=== Short task ===
Using the entries that follow, collect the lines where the word "None" appears.

=== Entries supplied ===
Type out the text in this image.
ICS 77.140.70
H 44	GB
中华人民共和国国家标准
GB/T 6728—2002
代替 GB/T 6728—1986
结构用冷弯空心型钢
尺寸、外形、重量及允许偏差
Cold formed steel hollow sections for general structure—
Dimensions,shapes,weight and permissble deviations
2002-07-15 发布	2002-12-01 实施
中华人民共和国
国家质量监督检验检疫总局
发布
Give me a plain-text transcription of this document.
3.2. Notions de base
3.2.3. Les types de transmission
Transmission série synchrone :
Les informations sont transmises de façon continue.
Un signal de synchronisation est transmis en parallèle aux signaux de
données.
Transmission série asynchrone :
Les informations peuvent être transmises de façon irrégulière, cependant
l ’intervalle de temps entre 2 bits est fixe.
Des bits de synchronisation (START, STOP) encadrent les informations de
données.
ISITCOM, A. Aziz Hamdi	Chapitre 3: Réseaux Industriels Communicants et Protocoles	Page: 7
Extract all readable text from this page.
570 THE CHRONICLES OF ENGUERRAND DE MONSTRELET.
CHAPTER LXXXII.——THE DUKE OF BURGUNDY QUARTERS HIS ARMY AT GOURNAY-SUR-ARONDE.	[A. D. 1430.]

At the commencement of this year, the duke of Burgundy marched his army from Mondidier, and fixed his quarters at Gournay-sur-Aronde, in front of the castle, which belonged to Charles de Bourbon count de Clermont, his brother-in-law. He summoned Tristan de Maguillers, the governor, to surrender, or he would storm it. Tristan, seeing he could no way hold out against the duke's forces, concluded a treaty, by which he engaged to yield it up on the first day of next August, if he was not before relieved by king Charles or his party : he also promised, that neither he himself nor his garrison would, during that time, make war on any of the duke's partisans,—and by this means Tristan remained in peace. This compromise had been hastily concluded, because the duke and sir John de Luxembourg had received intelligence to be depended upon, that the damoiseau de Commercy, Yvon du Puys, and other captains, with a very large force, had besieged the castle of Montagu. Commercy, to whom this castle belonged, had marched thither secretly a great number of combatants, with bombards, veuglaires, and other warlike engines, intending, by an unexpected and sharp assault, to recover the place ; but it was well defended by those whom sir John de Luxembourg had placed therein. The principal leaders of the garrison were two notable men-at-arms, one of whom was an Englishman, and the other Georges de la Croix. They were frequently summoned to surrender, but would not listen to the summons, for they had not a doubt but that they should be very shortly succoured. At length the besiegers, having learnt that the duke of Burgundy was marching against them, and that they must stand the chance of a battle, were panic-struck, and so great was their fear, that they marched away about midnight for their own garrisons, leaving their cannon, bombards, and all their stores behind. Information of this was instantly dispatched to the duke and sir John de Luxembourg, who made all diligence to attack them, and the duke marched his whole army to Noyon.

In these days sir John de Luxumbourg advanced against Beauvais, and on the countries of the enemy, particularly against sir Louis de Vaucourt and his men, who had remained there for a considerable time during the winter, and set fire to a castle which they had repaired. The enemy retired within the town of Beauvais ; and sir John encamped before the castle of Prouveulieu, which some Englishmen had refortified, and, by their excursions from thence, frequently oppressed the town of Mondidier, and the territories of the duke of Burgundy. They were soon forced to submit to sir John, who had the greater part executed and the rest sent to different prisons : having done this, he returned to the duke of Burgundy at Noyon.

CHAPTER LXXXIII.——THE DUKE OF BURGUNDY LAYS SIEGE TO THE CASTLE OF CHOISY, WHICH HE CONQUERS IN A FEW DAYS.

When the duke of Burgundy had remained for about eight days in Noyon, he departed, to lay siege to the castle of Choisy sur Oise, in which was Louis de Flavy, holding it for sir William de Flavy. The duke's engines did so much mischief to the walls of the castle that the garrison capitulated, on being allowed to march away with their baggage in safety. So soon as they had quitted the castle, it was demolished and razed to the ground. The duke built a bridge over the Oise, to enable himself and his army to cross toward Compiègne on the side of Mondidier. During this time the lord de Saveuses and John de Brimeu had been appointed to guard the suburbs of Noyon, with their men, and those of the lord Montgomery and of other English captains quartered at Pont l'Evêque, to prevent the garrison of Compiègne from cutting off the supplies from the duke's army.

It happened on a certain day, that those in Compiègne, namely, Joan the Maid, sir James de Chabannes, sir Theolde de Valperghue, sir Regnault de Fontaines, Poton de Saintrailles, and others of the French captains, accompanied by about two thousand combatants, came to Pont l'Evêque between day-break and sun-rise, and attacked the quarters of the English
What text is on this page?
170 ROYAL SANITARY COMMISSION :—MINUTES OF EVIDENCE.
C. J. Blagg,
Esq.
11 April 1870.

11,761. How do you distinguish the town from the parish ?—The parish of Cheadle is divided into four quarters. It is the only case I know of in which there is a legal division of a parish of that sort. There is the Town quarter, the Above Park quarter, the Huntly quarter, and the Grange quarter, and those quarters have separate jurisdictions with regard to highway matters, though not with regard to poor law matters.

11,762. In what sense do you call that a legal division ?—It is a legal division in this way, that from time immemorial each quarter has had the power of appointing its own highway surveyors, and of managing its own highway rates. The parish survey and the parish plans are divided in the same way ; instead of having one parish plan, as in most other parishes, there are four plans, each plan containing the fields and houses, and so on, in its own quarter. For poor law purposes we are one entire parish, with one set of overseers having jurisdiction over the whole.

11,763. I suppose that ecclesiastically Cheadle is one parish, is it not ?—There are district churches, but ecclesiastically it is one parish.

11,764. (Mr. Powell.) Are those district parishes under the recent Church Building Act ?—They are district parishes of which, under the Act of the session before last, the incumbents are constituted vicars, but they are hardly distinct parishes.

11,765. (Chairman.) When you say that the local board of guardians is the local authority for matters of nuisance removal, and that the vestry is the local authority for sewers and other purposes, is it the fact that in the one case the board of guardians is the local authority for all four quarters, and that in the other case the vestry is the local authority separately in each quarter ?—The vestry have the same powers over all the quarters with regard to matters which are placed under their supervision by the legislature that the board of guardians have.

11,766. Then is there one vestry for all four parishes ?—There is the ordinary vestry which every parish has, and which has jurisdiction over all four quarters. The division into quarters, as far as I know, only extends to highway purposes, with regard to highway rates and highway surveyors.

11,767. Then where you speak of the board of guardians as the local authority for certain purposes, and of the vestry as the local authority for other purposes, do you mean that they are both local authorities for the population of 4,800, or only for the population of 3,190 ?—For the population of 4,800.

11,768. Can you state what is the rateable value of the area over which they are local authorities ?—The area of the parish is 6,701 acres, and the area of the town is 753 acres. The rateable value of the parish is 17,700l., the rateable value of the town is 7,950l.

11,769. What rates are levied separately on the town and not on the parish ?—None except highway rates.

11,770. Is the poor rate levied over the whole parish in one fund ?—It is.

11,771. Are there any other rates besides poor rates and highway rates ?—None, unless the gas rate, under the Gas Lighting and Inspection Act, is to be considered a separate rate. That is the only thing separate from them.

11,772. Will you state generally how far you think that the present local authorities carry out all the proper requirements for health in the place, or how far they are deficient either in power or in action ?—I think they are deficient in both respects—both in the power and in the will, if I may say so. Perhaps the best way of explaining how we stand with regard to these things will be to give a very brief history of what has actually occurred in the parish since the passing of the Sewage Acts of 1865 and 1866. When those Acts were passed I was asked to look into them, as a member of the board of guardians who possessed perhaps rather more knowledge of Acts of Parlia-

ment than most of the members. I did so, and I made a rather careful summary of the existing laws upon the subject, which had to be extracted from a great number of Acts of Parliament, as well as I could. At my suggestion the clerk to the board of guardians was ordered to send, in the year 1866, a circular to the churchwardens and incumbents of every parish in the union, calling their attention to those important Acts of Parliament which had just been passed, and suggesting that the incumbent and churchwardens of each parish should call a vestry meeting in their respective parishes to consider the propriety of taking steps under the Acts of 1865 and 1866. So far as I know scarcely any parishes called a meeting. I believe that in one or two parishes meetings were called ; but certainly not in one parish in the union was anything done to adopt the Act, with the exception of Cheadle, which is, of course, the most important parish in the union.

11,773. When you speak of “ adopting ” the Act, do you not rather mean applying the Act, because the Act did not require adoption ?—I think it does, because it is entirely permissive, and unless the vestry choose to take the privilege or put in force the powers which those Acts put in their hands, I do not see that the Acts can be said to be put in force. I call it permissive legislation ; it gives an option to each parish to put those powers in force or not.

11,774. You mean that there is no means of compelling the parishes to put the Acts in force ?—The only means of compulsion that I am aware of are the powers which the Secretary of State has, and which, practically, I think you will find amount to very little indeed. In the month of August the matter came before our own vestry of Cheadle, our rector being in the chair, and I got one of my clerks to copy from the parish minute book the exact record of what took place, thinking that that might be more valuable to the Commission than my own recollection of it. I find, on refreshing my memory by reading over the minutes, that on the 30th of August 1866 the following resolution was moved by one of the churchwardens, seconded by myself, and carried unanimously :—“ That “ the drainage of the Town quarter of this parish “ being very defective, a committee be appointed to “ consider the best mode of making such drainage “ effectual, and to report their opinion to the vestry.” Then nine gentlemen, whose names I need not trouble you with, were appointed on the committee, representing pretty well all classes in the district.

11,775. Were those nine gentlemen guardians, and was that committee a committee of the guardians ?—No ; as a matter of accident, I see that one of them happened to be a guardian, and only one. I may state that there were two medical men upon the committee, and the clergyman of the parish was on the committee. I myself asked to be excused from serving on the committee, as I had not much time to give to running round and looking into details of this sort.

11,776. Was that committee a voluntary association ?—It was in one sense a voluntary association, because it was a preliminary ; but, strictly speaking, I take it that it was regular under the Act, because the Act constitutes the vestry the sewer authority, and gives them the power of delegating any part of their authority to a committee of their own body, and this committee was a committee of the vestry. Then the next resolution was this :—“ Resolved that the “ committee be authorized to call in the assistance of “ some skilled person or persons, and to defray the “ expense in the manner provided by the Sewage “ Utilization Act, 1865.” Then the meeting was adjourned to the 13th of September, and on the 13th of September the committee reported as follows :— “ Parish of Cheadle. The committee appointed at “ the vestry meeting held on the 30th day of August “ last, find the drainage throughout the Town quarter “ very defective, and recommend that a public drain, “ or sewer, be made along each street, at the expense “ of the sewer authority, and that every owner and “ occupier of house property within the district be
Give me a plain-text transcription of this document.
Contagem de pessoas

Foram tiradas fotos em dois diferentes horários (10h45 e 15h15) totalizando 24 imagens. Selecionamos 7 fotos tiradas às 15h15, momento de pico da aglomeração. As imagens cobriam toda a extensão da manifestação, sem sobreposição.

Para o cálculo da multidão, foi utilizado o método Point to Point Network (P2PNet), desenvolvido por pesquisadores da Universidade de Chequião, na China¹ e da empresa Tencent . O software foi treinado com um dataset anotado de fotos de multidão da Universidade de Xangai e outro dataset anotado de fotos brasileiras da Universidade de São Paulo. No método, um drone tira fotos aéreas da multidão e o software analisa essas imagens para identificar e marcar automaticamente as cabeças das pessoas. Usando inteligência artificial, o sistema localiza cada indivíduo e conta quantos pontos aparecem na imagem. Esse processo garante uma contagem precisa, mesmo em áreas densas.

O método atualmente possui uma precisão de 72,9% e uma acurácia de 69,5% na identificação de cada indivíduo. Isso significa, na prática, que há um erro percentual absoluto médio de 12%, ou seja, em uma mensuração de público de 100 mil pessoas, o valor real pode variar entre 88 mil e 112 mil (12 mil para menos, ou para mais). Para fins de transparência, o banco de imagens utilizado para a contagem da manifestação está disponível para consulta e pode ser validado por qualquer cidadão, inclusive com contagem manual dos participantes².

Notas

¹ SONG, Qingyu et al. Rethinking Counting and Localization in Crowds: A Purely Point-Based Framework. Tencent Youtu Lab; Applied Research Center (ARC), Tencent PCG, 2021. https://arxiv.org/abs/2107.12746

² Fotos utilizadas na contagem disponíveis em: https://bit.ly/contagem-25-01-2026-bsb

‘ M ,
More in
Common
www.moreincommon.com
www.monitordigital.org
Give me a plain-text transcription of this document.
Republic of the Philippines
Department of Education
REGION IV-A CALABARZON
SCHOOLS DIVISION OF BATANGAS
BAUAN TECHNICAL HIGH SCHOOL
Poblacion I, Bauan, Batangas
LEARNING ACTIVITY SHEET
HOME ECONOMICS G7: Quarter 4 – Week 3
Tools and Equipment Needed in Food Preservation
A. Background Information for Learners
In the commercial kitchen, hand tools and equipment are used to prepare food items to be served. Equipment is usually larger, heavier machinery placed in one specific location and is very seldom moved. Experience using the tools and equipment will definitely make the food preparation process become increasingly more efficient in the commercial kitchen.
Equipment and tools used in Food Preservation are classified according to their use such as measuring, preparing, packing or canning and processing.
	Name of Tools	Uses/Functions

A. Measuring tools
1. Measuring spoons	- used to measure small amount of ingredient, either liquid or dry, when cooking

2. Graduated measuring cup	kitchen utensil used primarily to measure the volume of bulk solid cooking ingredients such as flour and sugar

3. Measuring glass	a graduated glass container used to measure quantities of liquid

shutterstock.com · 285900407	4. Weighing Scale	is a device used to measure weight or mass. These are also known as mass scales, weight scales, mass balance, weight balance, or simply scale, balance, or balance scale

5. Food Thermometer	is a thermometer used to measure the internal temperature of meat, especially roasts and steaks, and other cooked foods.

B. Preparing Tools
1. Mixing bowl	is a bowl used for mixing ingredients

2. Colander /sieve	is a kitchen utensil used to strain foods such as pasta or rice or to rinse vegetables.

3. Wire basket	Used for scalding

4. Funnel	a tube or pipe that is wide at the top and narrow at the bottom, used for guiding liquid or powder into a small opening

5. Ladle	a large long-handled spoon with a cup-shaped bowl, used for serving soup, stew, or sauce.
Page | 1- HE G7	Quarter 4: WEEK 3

=== Output of the exercise ===
11,769. What rates are levied separately on the town and not on the parish ?—None except highway rates.
11,771. Are there any other rates besides poor rates and highway rates ?—None, unless the gas rate, under the Gas Lighting and Inspection Act, is to be considered a separate rate. That is the only thing separate from them.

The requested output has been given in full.